● **Task to complete**
Give the listing below again in full, exactly as written.

--- Begin Task input ---

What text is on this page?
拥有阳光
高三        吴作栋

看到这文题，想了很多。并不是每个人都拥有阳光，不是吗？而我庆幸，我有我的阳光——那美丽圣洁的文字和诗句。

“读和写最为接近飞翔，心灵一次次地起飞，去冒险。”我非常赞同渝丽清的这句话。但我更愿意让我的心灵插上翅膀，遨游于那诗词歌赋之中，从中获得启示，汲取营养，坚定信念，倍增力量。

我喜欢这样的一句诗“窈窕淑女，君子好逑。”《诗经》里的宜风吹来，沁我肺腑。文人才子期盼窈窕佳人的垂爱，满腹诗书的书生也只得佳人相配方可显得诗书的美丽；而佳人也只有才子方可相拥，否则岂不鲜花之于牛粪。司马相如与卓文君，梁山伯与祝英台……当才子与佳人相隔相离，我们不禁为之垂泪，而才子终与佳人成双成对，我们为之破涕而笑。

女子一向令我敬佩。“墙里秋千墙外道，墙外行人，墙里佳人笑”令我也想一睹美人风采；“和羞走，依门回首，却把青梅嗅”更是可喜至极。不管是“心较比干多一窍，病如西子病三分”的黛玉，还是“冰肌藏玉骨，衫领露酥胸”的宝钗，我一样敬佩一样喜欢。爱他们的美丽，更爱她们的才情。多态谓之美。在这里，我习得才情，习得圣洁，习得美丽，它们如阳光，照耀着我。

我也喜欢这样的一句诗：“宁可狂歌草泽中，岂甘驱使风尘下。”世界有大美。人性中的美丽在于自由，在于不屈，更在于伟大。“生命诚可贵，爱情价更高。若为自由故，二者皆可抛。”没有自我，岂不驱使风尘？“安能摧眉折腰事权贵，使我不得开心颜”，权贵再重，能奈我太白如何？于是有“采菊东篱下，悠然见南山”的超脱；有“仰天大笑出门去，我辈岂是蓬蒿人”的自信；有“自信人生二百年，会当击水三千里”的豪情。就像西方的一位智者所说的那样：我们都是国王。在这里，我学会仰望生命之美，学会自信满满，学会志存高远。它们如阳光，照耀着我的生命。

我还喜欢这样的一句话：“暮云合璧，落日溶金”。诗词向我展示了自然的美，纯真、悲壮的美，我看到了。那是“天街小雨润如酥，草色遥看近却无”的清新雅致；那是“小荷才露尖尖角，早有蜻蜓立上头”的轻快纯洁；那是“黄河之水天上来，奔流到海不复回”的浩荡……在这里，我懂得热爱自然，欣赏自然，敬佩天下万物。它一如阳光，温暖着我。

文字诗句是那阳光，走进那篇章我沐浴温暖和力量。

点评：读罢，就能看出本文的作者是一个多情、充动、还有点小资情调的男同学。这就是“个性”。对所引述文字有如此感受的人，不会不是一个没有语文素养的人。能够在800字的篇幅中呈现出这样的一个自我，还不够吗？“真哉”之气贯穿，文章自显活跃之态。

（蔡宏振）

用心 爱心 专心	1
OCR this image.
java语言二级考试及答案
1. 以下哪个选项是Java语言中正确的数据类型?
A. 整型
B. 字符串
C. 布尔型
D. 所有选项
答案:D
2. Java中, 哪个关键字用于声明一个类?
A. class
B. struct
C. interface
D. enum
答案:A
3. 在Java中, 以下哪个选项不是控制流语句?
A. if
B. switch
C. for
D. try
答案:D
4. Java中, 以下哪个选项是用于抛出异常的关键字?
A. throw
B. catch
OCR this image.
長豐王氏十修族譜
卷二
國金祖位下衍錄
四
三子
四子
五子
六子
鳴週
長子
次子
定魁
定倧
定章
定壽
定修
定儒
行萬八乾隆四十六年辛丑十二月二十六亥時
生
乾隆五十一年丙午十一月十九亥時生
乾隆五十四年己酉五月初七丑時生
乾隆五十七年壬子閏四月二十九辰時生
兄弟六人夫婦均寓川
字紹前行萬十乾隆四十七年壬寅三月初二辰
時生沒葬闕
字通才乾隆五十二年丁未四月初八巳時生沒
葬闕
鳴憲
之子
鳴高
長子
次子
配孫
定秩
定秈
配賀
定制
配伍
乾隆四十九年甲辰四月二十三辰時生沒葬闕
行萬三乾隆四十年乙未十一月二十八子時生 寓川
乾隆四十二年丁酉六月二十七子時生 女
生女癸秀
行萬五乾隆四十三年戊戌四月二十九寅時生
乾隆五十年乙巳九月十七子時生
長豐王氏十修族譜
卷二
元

--- End Task input ---

● **Task solution**
What text is on this page?
拥有阳光
高三        吴作栋

看到这文题，想了很多。并不是每个人都拥有阳光，不是吗？而我庆幸，我有我的阳光——那美丽圣洁的文字和诗句。

“读和写最为接近飞翔，心灵一次次地起飞，去冒险。”我非常赞同渝丽清的这句话。但我更愿意让我的心灵插上翅膀，遨游于那诗词歌赋之中，从中获得启示，汲取营养，坚定信念，倍增力量。

我喜欢这样的一句诗“窈窕淑女，君子好逑。”《诗经》里的宜风吹来，沁我肺腑。文人才子期盼窈窕佳人的垂爱，满腹诗书的书生也只得佳人相配方可显得诗书的美丽；而佳人也只有才子方可相拥，否则岂不鲜花之于牛粪。司马相如与卓文君，梁山伯与祝英台……当才子与佳人相隔相离，我们不禁为之垂泪，而才子终与佳人成双成对，我们为之破涕而笑。

女子一向令我敬佩。“墙里秋千墙外道，墙外行人，墙里佳人笑”令我也想一睹美人风采；“和羞走，依门回首，却把青梅嗅”更是可喜至极。不管是“心较比干多一窍，病如西子病三分”的黛玉，还是“冰肌藏玉骨，衫领露酥胸”的宝钗，我一样敬佩一样喜欢。爱他们的美丽，更爱她们的才情。多态谓之美。在这里，我习得才情，习得圣洁，习得美丽，它们如阳光，照耀着我。

我也喜欢这样的一句诗：“宁可狂歌草泽中，岂甘驱使风尘下。”世界有大美。人性中的美丽在于自由，在于不屈，更在于伟大。“生命诚可贵，爱情价更高。若为自由故，二者皆可抛。”没有自我，岂不驱使风尘？“安能摧眉折腰事权贵，使我不得开心颜”，权贵再重，能奈我太白如何？于是有“采菊东篱下，悠然见南山”的超脱；有“仰天大笑出门去，我辈岂是蓬蒿人”的自信；有“自信人生二百年，会当击水三千里”的豪情。就像西方的一位智者所说的那样：我们都是国王。在这里，我学会仰望生命之美，学会自信满满，学会志存高远。它们如阳光，照耀着我的生命。

我还喜欢这样的一句话：“暮云合璧，落日溶金”。诗词向我展示了自然的美，纯真、悲壮的美，我看到了。那是“天街小雨润如酥，草色遥看近却无”的清新雅致；那是“小荷才露尖尖角，早有蜻蜓立上头”的轻快纯洁；那是“黄河之水天上来，奔流到海不复回”的浩荡……在这里，我懂得热爱自然，欣赏自然，敬佩天下万物。它一如阳光，温暖着我。

文字诗句是那阳光，走进那篇章我沐浴温暖和力量。

点评：读罢，就能看出本文的作者是一个多情、充动、还有点小资情调的男同学。这就是“个性”。对所引述文字有如此感受的人，不会不是一个没有语文素养的人。能够在800字的篇幅中呈现出这样的一个自我，还不够吗？“真哉”之气贯穿，文章自显活跃之态。

（蔡宏振）

用心 爱心 专心	1
OCR this image.
java语言二级考试及答案
1. 以下哪个选项是Java语言中正确的数据类型?
A. 整型
B. 字符串
C. 布尔型
D. 所有选项
答案:D
2. Java中, 哪个关键字用于声明一个类?
A. class
B. struct
C. interface
D. enum
答案:A
3. 在Java中, 以下哪个选项不是控制流语句?
A. if
B. switch
C. for
D. try
答案:D
4. Java中, 以下哪个选项是用于抛出异常的关键字?
A. throw
B. catch
OCR this image.
長豐王氏十修族譜
卷二
國金祖位下衍錄
四
三子
四子
五子
六子
鳴週
長子
次子
定魁
定倧
定章
定壽
定修
定儒
行萬八乾隆四十六年辛丑十二月二十六亥時
生
乾隆五十一年丙午十一月十九亥時生
乾隆五十四年己酉五月初七丑時生
乾隆五十七年壬子閏四月二十九辰時生
兄弟六人夫婦均寓川
字紹前行萬十乾隆四十七年壬寅三月初二辰
時生沒葬闕
字通才乾隆五十二年丁未四月初八巳時生沒
葬闕
鳴憲
之子
鳴高
長子
次子
配孫
定秩
定秈
配賀
定制
配伍
乾隆四十九年甲辰四月二十三辰時生沒葬闕
行萬三乾隆四十年乙未十一月二十八子時生 寓川
乾隆四十二年丁酉六月二十七子時生 女
生女癸秀
行萬五乾隆四十三年戊戌四月二十九寅時生
乾隆五十年乙巳九月十七子時生
長豐王氏十修族譜
卷二
元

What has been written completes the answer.